_Exercise brief_
Rewrite only the records starting at the line that contains "282, 82, 302]" and ending at the line that contains "583, 197, 603]", replacing "pencil-marks" with "candidate-marks" and keeping everything else the same.

_Data supplied_
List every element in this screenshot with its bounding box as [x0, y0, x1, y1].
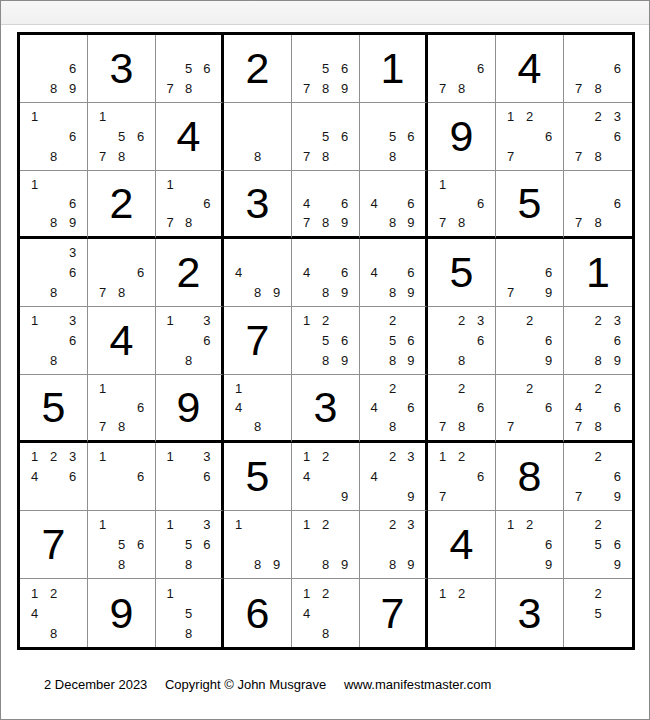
mark-empty	[63, 282, 82, 302]
mark-empty	[112, 263, 131, 283]
pencil-marks: 148	[224, 375, 291, 440]
cell-r6c3[interactable]: 9	[156, 375, 224, 443]
pencil-marks: 4689	[360, 239, 425, 306]
mark-empty	[297, 127, 316, 147]
mark-empty	[93, 535, 112, 555]
mark-empty	[179, 583, 197, 603]
cell-r6c7[interactable]: 2678	[428, 375, 496, 443]
mark-digit-7: 7	[433, 486, 452, 506]
mark-empty	[161, 59, 179, 79]
pencil-marks: 12	[428, 579, 495, 647]
mark-empty	[433, 194, 452, 213]
mark-digit-9: 9	[335, 350, 354, 370]
mark-empty	[229, 417, 248, 436]
cell-r3c7[interactable]: 1678	[428, 171, 496, 239]
mark-empty	[383, 535, 401, 555]
mark-empty	[316, 535, 335, 555]
mark-empty	[501, 554, 520, 574]
cell-r9c7[interactable]: 12	[428, 579, 496, 647]
mark-empty	[267, 535, 286, 555]
given-digit: 2	[177, 251, 201, 294]
cell-r3c3[interactable]: 1678	[156, 171, 224, 239]
mark-empty	[608, 175, 627, 194]
mark-digit-8: 8	[316, 213, 335, 232]
mark-empty	[569, 350, 588, 370]
pencil-marks: 189	[224, 511, 291, 578]
cell-r9c1[interactable]: 1248	[20, 579, 88, 647]
mark-digit-6: 6	[539, 331, 558, 351]
pencil-marks: 5678	[292, 103, 359, 170]
mark-empty	[131, 554, 150, 574]
cell-r7c1[interactable]: 12346	[20, 443, 88, 511]
given-digit: 2	[110, 182, 134, 225]
footer-copyright: Copyright © John Musgrave	[165, 677, 326, 692]
mark-empty	[569, 107, 588, 127]
mark-digit-7: 7	[433, 417, 452, 436]
mark-empty	[433, 331, 452, 351]
mark-empty	[471, 447, 490, 467]
mark-empty	[63, 175, 82, 194]
mark-empty	[569, 175, 588, 194]
mark-empty	[248, 379, 267, 398]
cell-r2c8[interactable]: 1267	[496, 103, 564, 171]
mark-empty	[198, 486, 216, 506]
mark-empty	[501, 263, 520, 283]
mark-empty	[93, 263, 112, 283]
mark-empty	[501, 379, 520, 398]
mark-empty	[608, 213, 627, 232]
mark-digit-1: 1	[501, 515, 520, 535]
cell-r9c4[interactable]: 6	[224, 579, 292, 647]
mark-digit-1: 1	[161, 311, 179, 331]
cell-r5c9[interactable]: 23689	[564, 307, 632, 375]
mark-empty	[229, 146, 248, 166]
mark-empty	[316, 467, 335, 487]
mark-digit-6: 6	[402, 127, 420, 147]
cell-r1c2[interactable]: 3	[88, 35, 156, 103]
mark-empty	[179, 515, 197, 535]
mark-empty	[131, 379, 150, 398]
cell-r1c1[interactable]: 689	[20, 35, 88, 103]
mark-empty	[112, 515, 131, 535]
mark-empty	[365, 554, 383, 574]
mark-empty	[44, 194, 63, 213]
mark-empty	[520, 554, 539, 574]
cell-r9c2[interactable]: 9	[88, 579, 156, 647]
cell-r7c5[interactable]: 1249	[292, 443, 360, 511]
mark-empty	[433, 379, 452, 398]
cell-r3c6[interactable]: 4689	[360, 171, 428, 239]
cell-r7c8[interactable]: 8	[496, 443, 564, 511]
cell-r6c9[interactable]: 24678	[564, 375, 632, 443]
mark-digit-3: 3	[402, 447, 420, 467]
mark-empty	[335, 467, 354, 487]
mark-digit-5: 5	[383, 127, 401, 147]
mark-digit-8: 8	[179, 78, 197, 98]
cell-r9c9[interactable]: 25	[564, 579, 632, 647]
mark-empty	[248, 398, 267, 417]
cell-r8c5[interactable]: 1289	[292, 511, 360, 579]
mark-digit-2: 2	[452, 447, 471, 467]
mark-empty	[63, 583, 82, 603]
cell-r9c6[interactable]: 7	[360, 579, 428, 647]
footer: 2 December 2023 Copyright © John Musgrav…	[44, 677, 649, 692]
mark-empty	[501, 243, 520, 263]
cell-r8c7[interactable]: 4	[428, 511, 496, 579]
mark-empty	[44, 331, 63, 351]
mark-empty	[608, 379, 627, 398]
mark-digit-6: 6	[471, 59, 490, 79]
pencil-marks: 12346	[20, 443, 87, 510]
mark-digit-8: 8	[383, 282, 401, 302]
mark-digit-1: 1	[229, 515, 248, 535]
cell-r4c5[interactable]: 4689	[292, 239, 360, 307]
cell-r5c5[interactable]: 125689	[292, 307, 360, 375]
mark-empty	[608, 603, 627, 623]
mark-digit-2: 2	[316, 583, 335, 603]
mark-digit-4: 4	[569, 398, 588, 417]
mark-digit-8: 8	[588, 78, 607, 98]
mark-digit-6: 6	[335, 59, 354, 79]
cell-r8c4[interactable]: 189	[224, 511, 292, 579]
mark-empty	[248, 535, 267, 555]
mark-empty	[501, 331, 520, 351]
given-digit: 9	[177, 386, 201, 429]
cell-r2c4[interactable]: 8	[224, 103, 292, 171]
cell-r1c8[interactable]: 4	[496, 35, 564, 103]
mark-digit-6: 6	[198, 467, 216, 487]
pencil-marks: 689	[20, 35, 87, 102]
mark-digit-2: 2	[588, 311, 607, 331]
given-digit: 2	[246, 47, 270, 90]
cell-r3c2[interactable]: 2	[88, 171, 156, 239]
cell-r6c4[interactable]: 148	[224, 375, 292, 443]
mark-empty	[588, 331, 607, 351]
cell-r3c5[interactable]: 46789	[292, 171, 360, 239]
mark-digit-8: 8	[179, 623, 197, 643]
cell-r5c6[interactable]: 25689	[360, 307, 428, 375]
mark-empty	[471, 583, 490, 603]
mark-digit-4: 4	[297, 263, 316, 283]
pencil-marks: 4689	[360, 171, 425, 236]
cell-r1c6[interactable]: 1	[360, 35, 428, 103]
mark-digit-9: 9	[267, 554, 286, 574]
mark-empty	[198, 583, 216, 603]
cell-r1c4[interactable]: 2	[224, 35, 292, 103]
mark-empty	[63, 350, 82, 370]
cell-r4c3[interactable]: 2	[156, 239, 224, 307]
mark-empty	[63, 107, 82, 127]
cell-r4c7[interactable]: 5	[428, 239, 496, 307]
cell-r5c1[interactable]: 1368	[20, 307, 88, 375]
pencil-marks: 2569	[564, 511, 632, 578]
mark-empty	[501, 398, 520, 417]
cell-r2c5[interactable]: 5678	[292, 103, 360, 171]
mark-digit-6: 6	[471, 467, 490, 487]
mark-empty	[365, 107, 383, 127]
mark-empty	[433, 467, 452, 487]
cell-r1c5[interactable]: 56789	[292, 35, 360, 103]
mark-empty	[402, 243, 420, 263]
mark-digit-8: 8	[248, 146, 267, 166]
mark-empty	[63, 623, 82, 643]
mark-empty	[63, 39, 82, 59]
given-digit: 7	[246, 319, 270, 362]
cell-r6c6[interactable]: 2468	[360, 375, 428, 443]
cell-r8c8[interactable]: 1269	[496, 511, 564, 579]
mark-empty	[229, 243, 248, 263]
mark-digit-9: 9	[402, 213, 420, 232]
mark-empty	[316, 243, 335, 263]
cell-r2c2[interactable]: 15678	[88, 103, 156, 171]
cell-r7c7[interactable]: 1267	[428, 443, 496, 511]
mark-empty	[161, 486, 179, 506]
cell-r8c3[interactable]: 13568	[156, 511, 224, 579]
mark-digit-6: 6	[402, 263, 420, 283]
mark-empty	[179, 194, 197, 213]
mark-empty	[471, 78, 490, 98]
mark-empty	[198, 213, 216, 232]
window-titlebar	[1, 1, 649, 25]
cell-r7c4[interactable]: 5	[224, 443, 292, 511]
mark-digit-5: 5	[316, 59, 335, 79]
cell-r9c5[interactable]: 1248	[292, 579, 360, 647]
mark-digit-3: 3	[198, 311, 216, 331]
cell-r9c3[interactable]: 158	[156, 579, 224, 647]
mark-empty	[539, 379, 558, 398]
mark-empty	[25, 282, 44, 302]
mark-empty	[365, 331, 383, 351]
mark-digit-3: 3	[63, 447, 82, 467]
cell-r4c6[interactable]: 4689	[360, 239, 428, 307]
mark-empty	[335, 107, 354, 127]
given-digit: 1	[586, 251, 610, 294]
mark-digit-7: 7	[433, 78, 452, 98]
mark-empty	[25, 39, 44, 59]
cell-r7c2[interactable]: 16	[88, 443, 156, 511]
cell-r1c9[interactable]: 678	[564, 35, 632, 103]
mark-empty	[520, 243, 539, 263]
mark-digit-8: 8	[248, 282, 267, 302]
mark-empty	[383, 107, 401, 127]
mark-empty	[588, 623, 607, 643]
mark-digit-1: 1	[25, 311, 44, 331]
mark-empty	[112, 243, 131, 263]
pencil-marks: 2368	[428, 307, 495, 374]
cell-r6c5[interactable]: 3	[292, 375, 360, 443]
mark-digit-8: 8	[588, 350, 607, 370]
cell-r3c8[interactable]: 5	[496, 171, 564, 239]
mark-empty	[267, 263, 286, 283]
given-digit: 3	[110, 47, 134, 90]
cell-r2c7[interactable]: 9	[428, 103, 496, 171]
mark-digit-1: 1	[433, 583, 452, 603]
mark-digit-3: 3	[471, 311, 490, 331]
mark-empty	[608, 515, 627, 535]
mark-digit-6: 6	[471, 398, 490, 417]
mark-empty	[25, 486, 44, 506]
mark-digit-9: 9	[63, 78, 82, 98]
mark-digit-8: 8	[588, 146, 607, 166]
given-digit: 4	[518, 47, 542, 90]
mark-digit-6: 6	[198, 535, 216, 555]
mark-empty	[569, 603, 588, 623]
mark-empty	[63, 603, 82, 623]
mark-empty	[383, 486, 401, 506]
mark-digit-4: 4	[365, 263, 383, 283]
mark-digit-8: 8	[316, 623, 335, 643]
cell-r7c9[interactable]: 2679	[564, 443, 632, 511]
mark-empty	[471, 486, 490, 506]
mark-empty	[44, 603, 63, 623]
mark-empty	[44, 311, 63, 331]
mark-empty	[383, 467, 401, 487]
mark-empty	[383, 175, 401, 194]
mark-empty	[520, 350, 539, 370]
mark-empty	[335, 146, 354, 166]
cell-r8c2[interactable]: 1568	[88, 511, 156, 579]
mark-empty	[161, 603, 179, 623]
mark-empty	[335, 39, 354, 59]
mark-empty	[433, 603, 452, 623]
mark-empty	[297, 486, 316, 506]
pencil-marks: 24678	[564, 375, 632, 440]
mark-digit-5: 5	[383, 331, 401, 351]
mark-empty	[588, 175, 607, 194]
pencil-marks: 5678	[156, 35, 221, 102]
mark-digit-1: 1	[501, 107, 520, 127]
given-digit: 4	[110, 319, 134, 362]
cell-r4c1[interactable]: 368	[20, 239, 88, 307]
mark-digit-2: 2	[520, 515, 539, 535]
cell-r3c4[interactable]: 3	[224, 171, 292, 239]
mark-digit-4: 4	[25, 603, 44, 623]
mark-empty	[569, 194, 588, 213]
cell-r2c9[interactable]: 23678	[564, 103, 632, 171]
cell-r8c9[interactable]: 2569	[564, 511, 632, 579]
mark-empty	[569, 311, 588, 331]
cell-r4c9[interactable]: 1	[564, 239, 632, 307]
cell-r4c2[interactable]: 678	[88, 239, 156, 307]
mark-digit-2: 2	[383, 379, 401, 398]
mark-digit-6: 6	[608, 127, 627, 147]
mark-digit-2: 2	[383, 311, 401, 331]
mark-empty	[93, 398, 112, 417]
mark-empty	[25, 146, 44, 166]
cell-r5c7[interactable]: 2368	[428, 307, 496, 375]
mark-empty	[365, 127, 383, 147]
mark-empty	[248, 107, 267, 127]
cell-r6c8[interactable]: 267	[496, 375, 564, 443]
mark-empty	[267, 107, 286, 127]
mark-digit-9: 9	[335, 554, 354, 574]
mark-digit-6: 6	[63, 263, 82, 283]
mark-empty	[131, 417, 150, 436]
mark-digit-8: 8	[44, 623, 63, 643]
cell-r1c3[interactable]: 5678	[156, 35, 224, 103]
cell-r4c4[interactable]: 489	[224, 239, 292, 307]
given-digit: 8	[518, 455, 542, 498]
mark-digit-2: 2	[452, 583, 471, 603]
cell-r5c2[interactable]: 4	[88, 307, 156, 375]
mark-digit-6: 6	[198, 194, 216, 213]
cell-r4c8[interactable]: 679	[496, 239, 564, 307]
mark-empty	[383, 243, 401, 263]
given-digit: 3	[518, 592, 542, 635]
mark-empty	[588, 39, 607, 59]
cell-r3c9[interactable]: 678	[564, 171, 632, 239]
mark-empty	[471, 350, 490, 370]
mark-digit-6: 6	[608, 535, 627, 555]
mark-empty	[44, 263, 63, 283]
given-digit: 5	[42, 386, 66, 429]
cell-r6c2[interactable]: 1678	[88, 375, 156, 443]
mark-empty	[452, 623, 471, 643]
mark-empty	[588, 398, 607, 417]
mark-digit-6: 6	[63, 59, 82, 79]
cell-r9c8[interactable]: 3	[496, 579, 564, 647]
mark-digit-8: 8	[44, 282, 63, 302]
pencil-marks: 1269	[496, 511, 563, 578]
cell-r5c3[interactable]: 1368	[156, 307, 224, 375]
cell-r1c7[interactable]: 678	[428, 35, 496, 103]
mark-digit-8: 8	[179, 350, 197, 370]
mark-digit-2: 2	[588, 379, 607, 398]
cell-r8c1[interactable]: 7	[20, 511, 88, 579]
mark-empty	[179, 447, 197, 467]
mark-digit-3: 3	[63, 311, 82, 331]
mark-empty	[608, 447, 627, 467]
mark-digit-4: 4	[25, 467, 44, 487]
mark-empty	[131, 515, 150, 535]
mark-empty	[608, 623, 627, 643]
cell-r7c6[interactable]: 2349	[360, 443, 428, 511]
mark-empty	[588, 127, 607, 147]
mark-digit-8: 8	[452, 78, 471, 98]
mark-digit-7: 7	[297, 213, 316, 232]
cell-r7c3[interactable]: 136	[156, 443, 224, 511]
mark-empty	[335, 447, 354, 467]
cell-r2c1[interactable]: 168	[20, 103, 88, 171]
mark-empty	[93, 243, 112, 263]
cell-r5c4[interactable]: 7	[224, 307, 292, 375]
mark-digit-7: 7	[569, 213, 588, 232]
mark-empty	[131, 486, 150, 506]
mark-empty	[44, 39, 63, 59]
cell-r2c6[interactable]: 568	[360, 103, 428, 171]
pencil-marks: 678	[88, 239, 155, 306]
mark-digit-7: 7	[501, 417, 520, 436]
cell-r8c6[interactable]: 2389	[360, 511, 428, 579]
cell-r3c1[interactable]: 1689	[20, 171, 88, 239]
mark-digit-8: 8	[452, 350, 471, 370]
mark-empty	[93, 554, 112, 574]
mark-empty	[297, 331, 316, 351]
cell-r6c1[interactable]: 5	[20, 375, 88, 443]
cell-r5c8[interactable]: 269	[496, 307, 564, 375]
mark-empty	[297, 554, 316, 574]
cell-r2c3[interactable]: 4	[156, 103, 224, 171]
mark-digit-6: 6	[539, 127, 558, 147]
mark-empty	[131, 447, 150, 467]
mark-digit-9: 9	[267, 282, 286, 302]
pencil-marks: 16	[88, 443, 155, 510]
mark-digit-9: 9	[539, 282, 558, 302]
mark-empty	[179, 467, 197, 487]
mark-digit-9: 9	[335, 78, 354, 98]
mark-digit-1: 1	[297, 583, 316, 603]
mark-empty	[501, 350, 520, 370]
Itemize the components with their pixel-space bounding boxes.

_Finished task_
mark-empty	[63, 282, 82, 302]
mark-empty	[112, 263, 131, 283]
candidate-marks: 148	[224, 375, 291, 440]
cell-r6c3[interactable]: 9	[156, 375, 224, 443]
candidate-marks: 4689	[360, 239, 425, 306]
mark-empty	[297, 127, 316, 147]
mark-empty	[93, 535, 112, 555]
mark-empty	[179, 583, 197, 603]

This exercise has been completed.